Instructions to follow | Retype the listing below in full, keeping every line, character, and number unchanged.
◇ ◇ ◇ ◇ ◇
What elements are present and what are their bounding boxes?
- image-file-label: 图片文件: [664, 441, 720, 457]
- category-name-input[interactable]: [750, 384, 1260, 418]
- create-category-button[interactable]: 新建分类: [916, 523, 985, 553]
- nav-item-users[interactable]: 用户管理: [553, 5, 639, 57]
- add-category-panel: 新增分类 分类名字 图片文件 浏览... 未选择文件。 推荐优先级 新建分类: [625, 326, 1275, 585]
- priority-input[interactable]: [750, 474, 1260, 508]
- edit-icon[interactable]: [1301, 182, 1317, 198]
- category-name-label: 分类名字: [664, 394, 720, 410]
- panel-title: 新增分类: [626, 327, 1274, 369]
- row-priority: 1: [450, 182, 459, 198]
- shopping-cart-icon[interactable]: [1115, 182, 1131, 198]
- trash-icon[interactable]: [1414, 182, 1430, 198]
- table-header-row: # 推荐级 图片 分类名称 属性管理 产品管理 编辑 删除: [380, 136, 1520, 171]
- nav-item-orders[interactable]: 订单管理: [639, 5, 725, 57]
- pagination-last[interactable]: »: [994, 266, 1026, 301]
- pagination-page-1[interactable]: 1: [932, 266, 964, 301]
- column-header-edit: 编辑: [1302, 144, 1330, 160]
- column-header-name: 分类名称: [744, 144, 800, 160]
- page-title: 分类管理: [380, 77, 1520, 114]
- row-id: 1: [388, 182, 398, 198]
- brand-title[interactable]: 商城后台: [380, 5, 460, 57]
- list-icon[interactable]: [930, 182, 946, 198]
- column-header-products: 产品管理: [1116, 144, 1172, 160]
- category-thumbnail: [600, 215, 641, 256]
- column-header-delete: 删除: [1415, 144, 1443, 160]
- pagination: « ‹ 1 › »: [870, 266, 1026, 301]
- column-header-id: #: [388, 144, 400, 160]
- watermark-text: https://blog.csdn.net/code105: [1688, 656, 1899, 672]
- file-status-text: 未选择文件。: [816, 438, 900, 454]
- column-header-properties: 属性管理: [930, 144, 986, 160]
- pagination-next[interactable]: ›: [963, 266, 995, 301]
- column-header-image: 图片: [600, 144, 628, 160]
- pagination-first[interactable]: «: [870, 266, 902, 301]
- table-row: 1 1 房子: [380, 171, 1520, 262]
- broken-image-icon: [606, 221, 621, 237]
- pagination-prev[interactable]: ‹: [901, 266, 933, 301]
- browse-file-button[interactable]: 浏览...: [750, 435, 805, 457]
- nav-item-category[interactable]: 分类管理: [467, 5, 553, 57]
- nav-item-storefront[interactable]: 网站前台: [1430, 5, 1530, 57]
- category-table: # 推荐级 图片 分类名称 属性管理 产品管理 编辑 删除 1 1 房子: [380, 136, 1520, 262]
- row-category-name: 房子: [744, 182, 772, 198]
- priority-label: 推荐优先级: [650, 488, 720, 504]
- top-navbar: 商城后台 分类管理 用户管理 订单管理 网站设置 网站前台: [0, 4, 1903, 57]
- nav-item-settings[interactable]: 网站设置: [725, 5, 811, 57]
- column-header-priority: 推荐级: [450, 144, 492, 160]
◇ ◇ ◇ ◇ ◇
Answer for the task |
What elements are present and what are their bounding boxes?
- image-file-label: 图片文件: [664, 441, 720, 457]
- category-name-input[interactable]: [750, 384, 1260, 418]
- create-category-button[interactable]: 新建分类: [916, 523, 985, 553]
- nav-item-users[interactable]: 用户管理: [553, 5, 639, 57]
- add-category-panel: 新增分类 分类名字 图片文件 浏览... 未选择文件。 推荐优先级 新建分类: [625, 326, 1275, 585]
- priority-input[interactable]: [750, 474, 1260, 508]
- edit-icon[interactable]: [1301, 182, 1317, 198]
- category-name-label: 分类名字: [664, 394, 720, 410]
- panel-title: 新增分类: [626, 327, 1274, 369]
- row-priority: 1: [450, 182, 459, 198]
- shopping-cart-icon[interactable]: [1115, 182, 1131, 198]
- trash-icon[interactable]: [1414, 182, 1430, 198]
- table-header-row: # 推荐级 图片 分类名称 属性管理 产品管理 编辑 删除: [380, 136, 1520, 171]
- nav-item-orders[interactable]: 订单管理: [639, 5, 725, 57]
- pagination-last[interactable]: »: [994, 266, 1026, 301]
- pagination-page-1[interactable]: 1: [932, 266, 964, 301]
- column-header-edit: 编辑: [1302, 144, 1330, 160]
- column-header-name: 分类名称: [744, 144, 800, 160]
- page-title: 分类管理: [380, 77, 1520, 114]
- row-id: 1: [388, 182, 398, 198]
- brand-title[interactable]: 商城后台: [380, 5, 460, 57]
- list-icon[interactable]: [930, 182, 946, 198]
- column-header-products: 产品管理: [1116, 144, 1172, 160]
- category-thumbnail: [600, 215, 641, 256]
- column-header-delete: 删除: [1415, 144, 1443, 160]
- pagination: « ‹ 1 › »: [870, 266, 1026, 301]
- column-header-id: #: [388, 144, 400, 160]
- watermark-text: https://blog.csdn.net/code105: [1688, 656, 1899, 672]
- file-status-text: 未选择文件。: [816, 438, 900, 454]
- column-header-properties: 属性管理: [930, 144, 986, 160]
- pagination-next[interactable]: ›: [963, 266, 995, 301]
- column-header-image: 图片: [600, 144, 628, 160]
- pagination-first[interactable]: «: [870, 266, 902, 301]
- table-row: 1 1 房子: [380, 171, 1520, 262]
- broken-image-icon: [606, 221, 621, 237]
- pagination-prev[interactable]: ‹: [901, 266, 933, 301]
- browse-file-button[interactable]: 浏览...: [750, 435, 805, 457]
- nav-item-category[interactable]: 分类管理: [467, 5, 553, 57]
- nav-item-storefront[interactable]: 网站前台: [1430, 5, 1530, 57]
- category-table: # 推荐级 图片 分类名称 属性管理 产品管理 编辑 删除 1 1 房子: [380, 136, 1520, 262]
- row-category-name: 房子: [744, 182, 772, 198]
- priority-label: 推荐优先级: [650, 488, 720, 504]
- top-navbar: 商城后台 分类管理 用户管理 订单管理 网站设置 网站前台: [0, 4, 1903, 57]
- nav-item-settings[interactable]: 网站设置: [725, 5, 811, 57]
- column-header-priority: 推荐级: [450, 144, 492, 160]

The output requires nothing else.